Please repeat all of the listing exactly.

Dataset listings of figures
◆ ◆ ◆ ◆ ◆ ◆ ◆

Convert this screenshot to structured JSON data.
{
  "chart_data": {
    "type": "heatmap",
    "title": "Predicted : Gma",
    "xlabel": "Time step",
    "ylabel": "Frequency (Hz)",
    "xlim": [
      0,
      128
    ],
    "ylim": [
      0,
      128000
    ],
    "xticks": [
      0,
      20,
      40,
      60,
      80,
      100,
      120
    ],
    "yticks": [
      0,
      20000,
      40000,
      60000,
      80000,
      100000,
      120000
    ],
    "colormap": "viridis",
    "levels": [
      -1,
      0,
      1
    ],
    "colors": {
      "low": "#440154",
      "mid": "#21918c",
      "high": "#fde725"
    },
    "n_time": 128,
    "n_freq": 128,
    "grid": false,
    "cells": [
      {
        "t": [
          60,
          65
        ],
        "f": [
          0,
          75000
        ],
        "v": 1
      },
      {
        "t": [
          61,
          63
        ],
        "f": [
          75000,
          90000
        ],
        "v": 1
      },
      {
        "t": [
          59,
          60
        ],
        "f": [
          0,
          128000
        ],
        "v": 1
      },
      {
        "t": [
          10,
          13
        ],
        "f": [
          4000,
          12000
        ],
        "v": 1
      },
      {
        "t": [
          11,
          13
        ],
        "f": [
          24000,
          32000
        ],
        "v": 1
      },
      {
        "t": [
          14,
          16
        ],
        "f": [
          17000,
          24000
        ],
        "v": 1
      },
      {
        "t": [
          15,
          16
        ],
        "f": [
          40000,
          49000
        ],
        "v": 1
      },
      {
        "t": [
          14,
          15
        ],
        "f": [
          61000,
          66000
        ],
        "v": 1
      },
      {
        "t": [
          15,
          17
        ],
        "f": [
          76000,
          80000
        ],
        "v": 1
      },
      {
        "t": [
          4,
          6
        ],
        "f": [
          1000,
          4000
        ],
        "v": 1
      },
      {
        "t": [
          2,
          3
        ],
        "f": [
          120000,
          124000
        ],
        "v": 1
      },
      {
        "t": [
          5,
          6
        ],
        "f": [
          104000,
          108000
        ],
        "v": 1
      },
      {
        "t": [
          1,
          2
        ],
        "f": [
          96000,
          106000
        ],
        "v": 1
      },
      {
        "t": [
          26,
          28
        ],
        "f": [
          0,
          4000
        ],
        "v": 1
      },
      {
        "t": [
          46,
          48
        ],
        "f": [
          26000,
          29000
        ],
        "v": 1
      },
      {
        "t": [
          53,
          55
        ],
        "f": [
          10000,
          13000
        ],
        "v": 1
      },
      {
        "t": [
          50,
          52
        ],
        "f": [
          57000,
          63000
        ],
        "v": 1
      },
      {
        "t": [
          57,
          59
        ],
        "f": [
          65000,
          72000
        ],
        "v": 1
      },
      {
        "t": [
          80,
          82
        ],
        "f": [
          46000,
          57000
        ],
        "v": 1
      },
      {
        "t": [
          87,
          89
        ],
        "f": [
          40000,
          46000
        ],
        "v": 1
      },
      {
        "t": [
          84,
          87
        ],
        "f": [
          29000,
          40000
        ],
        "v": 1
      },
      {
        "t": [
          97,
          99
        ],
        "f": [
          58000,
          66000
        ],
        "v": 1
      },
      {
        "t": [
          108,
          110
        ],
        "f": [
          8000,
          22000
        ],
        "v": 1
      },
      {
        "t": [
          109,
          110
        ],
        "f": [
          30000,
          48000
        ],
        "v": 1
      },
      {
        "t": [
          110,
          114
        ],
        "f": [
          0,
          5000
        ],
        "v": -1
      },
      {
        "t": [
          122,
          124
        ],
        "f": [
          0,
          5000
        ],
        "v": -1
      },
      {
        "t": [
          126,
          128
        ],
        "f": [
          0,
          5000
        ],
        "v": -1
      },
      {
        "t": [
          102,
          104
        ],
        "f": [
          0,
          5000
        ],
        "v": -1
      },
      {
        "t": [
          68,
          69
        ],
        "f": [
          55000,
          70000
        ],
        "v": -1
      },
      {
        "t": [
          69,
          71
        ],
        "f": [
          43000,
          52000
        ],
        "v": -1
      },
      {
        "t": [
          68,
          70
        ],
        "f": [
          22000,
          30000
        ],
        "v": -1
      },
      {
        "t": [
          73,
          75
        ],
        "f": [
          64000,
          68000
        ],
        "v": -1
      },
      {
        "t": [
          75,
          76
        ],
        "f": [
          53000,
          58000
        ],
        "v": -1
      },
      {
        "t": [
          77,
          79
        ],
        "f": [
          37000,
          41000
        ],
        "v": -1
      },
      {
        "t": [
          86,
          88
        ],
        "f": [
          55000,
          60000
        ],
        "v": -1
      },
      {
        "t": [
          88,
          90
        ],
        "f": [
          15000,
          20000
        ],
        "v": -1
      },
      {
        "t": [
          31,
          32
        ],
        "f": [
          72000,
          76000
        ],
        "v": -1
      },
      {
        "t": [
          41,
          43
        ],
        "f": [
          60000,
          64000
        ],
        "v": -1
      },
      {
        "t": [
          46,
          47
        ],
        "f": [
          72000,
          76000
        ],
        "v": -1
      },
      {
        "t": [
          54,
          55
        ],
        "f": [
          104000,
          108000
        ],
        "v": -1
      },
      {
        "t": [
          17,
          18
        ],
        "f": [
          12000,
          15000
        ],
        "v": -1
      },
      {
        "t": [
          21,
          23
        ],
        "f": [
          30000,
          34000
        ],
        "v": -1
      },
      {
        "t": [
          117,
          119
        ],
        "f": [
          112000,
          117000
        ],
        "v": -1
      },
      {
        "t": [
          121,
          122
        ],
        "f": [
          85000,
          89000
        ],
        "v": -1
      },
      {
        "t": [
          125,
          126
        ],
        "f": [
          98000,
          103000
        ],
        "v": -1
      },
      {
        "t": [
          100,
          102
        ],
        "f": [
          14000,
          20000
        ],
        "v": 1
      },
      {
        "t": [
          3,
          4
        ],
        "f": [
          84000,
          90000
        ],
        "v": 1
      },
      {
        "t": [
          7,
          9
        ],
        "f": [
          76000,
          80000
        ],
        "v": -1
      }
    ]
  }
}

◆ ◆ ◆ ◆ ◆ ◆ ◆

**Answer:**
Convert this screenshot to structured JSON data.
{
  "chart_data": {
    "type": "heatmap",
    "title": "Predicted : Gma",
    "xlabel": "Time step",
    "ylabel": "Frequency (Hz)",
    "xlim": [
      0,
      128
    ],
    "ylim": [
      0,
      128000
    ],
    "xticks": [
      0,
      20,
      40,
      60,
      80,
      100,
      120
    ],
    "yticks": [
      0,
      20000,
      40000,
      60000,
      80000,
      100000,
      120000
    ],
    "colormap": "viridis",
    "levels": [
      -1,
      0,
      1
    ],
    "colors": {
      "low": "#440154",
      "mid": "#21918c",
      "high": "#fde725"
    },
    "n_time": 128,
    "n_freq": 128,
    "grid": false,
    "cells": [
      {
        "t": [
          60,
          65
        ],
        "f": [
          0,
          75000
        ],
        "v": 1
      },
      {
        "t": [
          61,
          63
        ],
        "f": [
          75000,
          90000
        ],
        "v": 1
      },
      {
        "t": [
          59,
          60
        ],
        "f": [
          0,
          128000
        ],
        "v": 1
      },
      {
        "t": [
          10,
          13
        ],
        "f": [
          4000,
          12000
        ],
        "v": 1
      },
      {
        "t": [
          11,
          13
        ],
        "f": [
          24000,
          32000
        ],
        "v": 1
      },
      {
        "t": [
          14,
          16
        ],
        "f": [
          17000,
          24000
        ],
        "v": 1
      },
      {
        "t": [
          15,
          16
        ],
        "f": [
          40000,
          49000
        ],
        "v": 1
      },
      {
        "t": [
          14,
          15
        ],
        "f": [
          61000,
          66000
        ],
        "v": 1
      },
      {
        "t": [
          15,
          17
        ],
        "f": [
          76000,
          80000
        ],
        "v": 1
      },
      {
        "t": [
          4,
          6
        ],
        "f": [
          1000,
          4000
        ],
        "v": 1
      },
      {
        "t": [
          2,
          3
        ],
        "f": [
          120000,
          124000
        ],
        "v": 1
      },
      {
        "t": [
          5,
          6
        ],
        "f": [
          104000,
          108000
        ],
        "v": 1
      },
      {
        "t": [
          1,
          2
        ],
        "f": [
          96000,
          106000
        ],
        "v": 1
      },
      {
        "t": [
          26,
          28
        ],
        "f": [
          0,
          4000
        ],
        "v": 1
      },
      {
        "t": [
          46,
          48
        ],
        "f": [
          26000,
          29000
        ],
        "v": 1
      },
      {
        "t": [
          53,
          55
        ],
        "f": [
          10000,
          13000
        ],
        "v": 1
      },
      {
        "t": [
          50,
          52
        ],
        "f": [
          57000,
          63000
        ],
        "v": 1
      },
      {
        "t": [
          57,
          59
        ],
        "f": [
          65000,
          72000
        ],
        "v": 1
      },
      {
        "t": [
          80,
          82
        ],
        "f": [
          46000,
          57000
        ],
        "v": 1
      },
      {
        "t": [
          87,
          89
        ],
        "f": [
          40000,
          46000
        ],
        "v": 1
      },
      {
        "t": [
          84,
          87
        ],
        "f": [
          29000,
          40000
        ],
        "v": 1
      },
      {
        "t": [
          97,
          99
        ],
        "f": [
          58000,
          66000
        ],
        "v": 1
      },
      {
        "t": [
          108,
          110
        ],
        "f": [
          8000,
          22000
        ],
        "v": 1
      },
      {
        "t": [
          109,
          110
        ],
        "f": [
          30000,
          48000
        ],
        "v": 1
      },
      {
        "t": [
          110,
          114
        ],
        "f": [
          0,
          5000
        ],
        "v": -1
      },
      {
        "t": [
          122,
          124
        ],
        "f": [
          0,
          5000
        ],
        "v": -1
      },
      {
        "t": [
          126,
          128
        ],
        "f": [
          0,
          5000
        ],
        "v": -1
      },
      {
        "t": [
          102,
          104
        ],
        "f": [
          0,
          5000
        ],
        "v": -1
      },
      {
        "t": [
          68,
          69
        ],
        "f": [
          55000,
          70000
        ],
        "v": -1
      },
      {
        "t": [
          69,
          71
        ],
        "f": [
          43000,
          52000
        ],
        "v": -1
      },
      {
        "t": [
          68,
          70
        ],
        "f": [
          22000,
          30000
        ],
        "v": -1
      },
      {
        "t": [
          73,
          75
        ],
        "f": [
          64000,
          68000
        ],
        "v": -1
      },
      {
        "t": [
          75,
          76
        ],
        "f": [
          53000,
          58000
        ],
        "v": -1
      },
      {
        "t": [
          77,
          79
        ],
        "f": [
          37000,
          41000
        ],
        "v": -1
      },
      {
        "t": [
          86,
          88
        ],
        "f": [
          55000,
          60000
        ],
        "v": -1
      },
      {
        "t": [
          88,
          90
        ],
        "f": [
          15000,
          20000
        ],
        "v": -1
      },
      {
        "t": [
          31,
          32
        ],
        "f": [
          72000,
          76000
        ],
        "v": -1
      },
      {
        "t": [
          41,
          43
        ],
        "f": [
          60000,
          64000
        ],
        "v": -1
      },
      {
        "t": [
          46,
          47
        ],
        "f": [
          72000,
          76000
        ],
        "v": -1
      },
      {
        "t": [
          54,
          55
        ],
        "f": [
          104000,
          108000
        ],
        "v": -1
      },
      {
        "t": [
          17,
          18
        ],
        "f": [
          12000,
          15000
        ],
        "v": -1
      },
      {
        "t": [
          21,
          23
        ],
        "f": [
          30000,
          34000
        ],
        "v": -1
      },
      {
        "t": [
          117,
          119
        ],
        "f": [
          112000,
          117000
        ],
        "v": -1
      },
      {
        "t": [
          121,
          122
        ],
        "f": [
          85000,
          89000
        ],
        "v": -1
      },
      {
        "t": [
          125,
          126
        ],
        "f": [
          98000,
          103000
        ],
        "v": -1
      },
      {
        "t": [
          100,
          102
        ],
        "f": [
          14000,
          20000
        ],
        "v": 1
      },
      {
        "t": [
          3,
          4
        ],
        "f": [
          84000,
          90000
        ],
        "v": 1
      },
      {
        "t": [
          7,
          9
        ],
        "f": [
          76000,
          80000
        ],
        "v": -1
      }
    ]
  }
}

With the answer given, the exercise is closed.